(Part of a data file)
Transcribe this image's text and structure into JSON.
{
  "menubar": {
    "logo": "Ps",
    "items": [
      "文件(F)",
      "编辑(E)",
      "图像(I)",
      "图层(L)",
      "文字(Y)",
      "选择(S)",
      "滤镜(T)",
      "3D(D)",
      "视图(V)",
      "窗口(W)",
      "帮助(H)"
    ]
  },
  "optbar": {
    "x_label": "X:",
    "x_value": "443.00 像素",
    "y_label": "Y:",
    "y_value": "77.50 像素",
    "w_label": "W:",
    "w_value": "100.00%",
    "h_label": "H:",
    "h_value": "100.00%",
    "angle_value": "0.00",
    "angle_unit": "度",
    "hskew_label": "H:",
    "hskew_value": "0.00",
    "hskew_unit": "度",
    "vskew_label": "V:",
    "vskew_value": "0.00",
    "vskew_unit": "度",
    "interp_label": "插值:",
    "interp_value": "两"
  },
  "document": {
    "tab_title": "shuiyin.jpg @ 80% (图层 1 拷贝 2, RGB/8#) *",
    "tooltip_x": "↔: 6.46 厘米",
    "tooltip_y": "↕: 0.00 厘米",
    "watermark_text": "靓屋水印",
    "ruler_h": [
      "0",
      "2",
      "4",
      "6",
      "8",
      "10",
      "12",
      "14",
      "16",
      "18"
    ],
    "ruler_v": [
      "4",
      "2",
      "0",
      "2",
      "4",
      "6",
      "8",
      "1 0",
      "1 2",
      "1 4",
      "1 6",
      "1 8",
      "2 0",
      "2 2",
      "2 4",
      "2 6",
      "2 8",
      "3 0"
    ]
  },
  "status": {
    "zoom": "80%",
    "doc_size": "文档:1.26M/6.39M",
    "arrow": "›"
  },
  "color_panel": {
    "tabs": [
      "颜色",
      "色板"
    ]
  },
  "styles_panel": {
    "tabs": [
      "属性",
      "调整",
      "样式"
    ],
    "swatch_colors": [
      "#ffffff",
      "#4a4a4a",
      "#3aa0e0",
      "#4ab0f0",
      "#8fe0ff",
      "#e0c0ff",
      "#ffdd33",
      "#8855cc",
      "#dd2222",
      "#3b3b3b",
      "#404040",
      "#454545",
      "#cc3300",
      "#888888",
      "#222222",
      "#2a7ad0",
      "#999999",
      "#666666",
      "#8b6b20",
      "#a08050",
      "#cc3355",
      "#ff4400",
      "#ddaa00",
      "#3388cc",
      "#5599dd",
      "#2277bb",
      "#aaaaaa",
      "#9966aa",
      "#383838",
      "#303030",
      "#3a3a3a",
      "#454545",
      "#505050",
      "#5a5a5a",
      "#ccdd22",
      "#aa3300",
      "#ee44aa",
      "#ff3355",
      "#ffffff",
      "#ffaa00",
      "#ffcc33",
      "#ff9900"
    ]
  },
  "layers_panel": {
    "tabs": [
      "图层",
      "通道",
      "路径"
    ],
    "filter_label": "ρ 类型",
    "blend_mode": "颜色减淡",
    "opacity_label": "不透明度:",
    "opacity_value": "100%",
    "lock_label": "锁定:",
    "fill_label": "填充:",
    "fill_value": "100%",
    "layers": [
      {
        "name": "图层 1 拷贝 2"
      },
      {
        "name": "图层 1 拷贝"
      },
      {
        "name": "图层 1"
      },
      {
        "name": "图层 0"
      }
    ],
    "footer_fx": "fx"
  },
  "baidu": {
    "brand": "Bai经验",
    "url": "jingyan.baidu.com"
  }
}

_Your goal_:
Repeat all of the entries exactly.

_Answer to this task_:
Transcribe this image's text and structure into JSON.
{
  "menubar": {
    "logo": "Ps",
    "items": [
      "文件(F)",
      "编辑(E)",
      "图像(I)",
      "图层(L)",
      "文字(Y)",
      "选择(S)",
      "滤镜(T)",
      "3D(D)",
      "视图(V)",
      "窗口(W)",
      "帮助(H)"
    ]
  },
  "optbar": {
    "x_label": "X:",
    "x_value": "443.00 像素",
    "y_label": "Y:",
    "y_value": "77.50 像素",
    "w_label": "W:",
    "w_value": "100.00%",
    "h_label": "H:",
    "h_value": "100.00%",
    "angle_value": "0.00",
    "angle_unit": "度",
    "hskew_label": "H:",
    "hskew_value": "0.00",
    "hskew_unit": "度",
    "vskew_label": "V:",
    "vskew_value": "0.00",
    "vskew_unit": "度",
    "interp_label": "插值:",
    "interp_value": "两"
  },
  "document": {
    "tab_title": "shuiyin.jpg @ 80% (图层 1 拷贝 2, RGB/8#) *",
    "tooltip_x": "↔: 6.46 厘米",
    "tooltip_y": "↕: 0.00 厘米",
    "watermark_text": "靓屋水印",
    "ruler_h": [
      "0",
      "2",
      "4",
      "6",
      "8",
      "10",
      "12",
      "14",
      "16",
      "18"
    ],
    "ruler_v": [
      "4",
      "2",
      "0",
      "2",
      "4",
      "6",
      "8",
      "1 0",
      "1 2",
      "1 4",
      "1 6",
      "1 8",
      "2 0",
      "2 2",
      "2 4",
      "2 6",
      "2 8",
      "3 0"
    ]
  },
  "status": {
    "zoom": "80%",
    "doc_size": "文档:1.26M/6.39M",
    "arrow": "›"
  },
  "color_panel": {
    "tabs": [
      "颜色",
      "色板"
    ]
  },
  "styles_panel": {
    "tabs": [
      "属性",
      "调整",
      "样式"
    ],
    "swatch_colors": [
      "#ffffff",
      "#4a4a4a",
      "#3aa0e0",
      "#4ab0f0",
      "#8fe0ff",
      "#e0c0ff",
      "#ffdd33",
      "#8855cc",
      "#dd2222",
      "#3b3b3b",
      "#404040",
      "#454545",
      "#cc3300",
      "#888888",
      "#222222",
      "#2a7ad0",
      "#999999",
      "#666666",
      "#8b6b20",
      "#a08050",
      "#cc3355",
      "#ff4400",
      "#ddaa00",
      "#3388cc",
      "#5599dd",
      "#2277bb",
      "#aaaaaa",
      "#9966aa",
      "#383838",
      "#303030",
      "#3a3a3a",
      "#454545",
      "#505050",
      "#5a5a5a",
      "#ccdd22",
      "#aa3300",
      "#ee44aa",
      "#ff3355",
      "#ffffff",
      "#ffaa00",
      "#ffcc33",
      "#ff9900"
    ]
  },
  "layers_panel": {
    "tabs": [
      "图层",
      "通道",
      "路径"
    ],
    "filter_label": "ρ 类型",
    "blend_mode": "颜色减淡",
    "opacity_label": "不透明度:",
    "opacity_value": "100%",
    "lock_label": "锁定:",
    "fill_label": "填充:",
    "fill_value": "100%",
    "layers": [
      {
        "name": "图层 1 拷贝 2"
      },
      {
        "name": "图层 1 拷贝"
      },
      {
        "name": "图层 1"
      },
      {
        "name": "图层 0"
      }
    ],
    "footer_fx": "fx"
  },
  "baidu": {
    "brand": "Bai经验",
    "url": "jingyan.baidu.com"
  }
}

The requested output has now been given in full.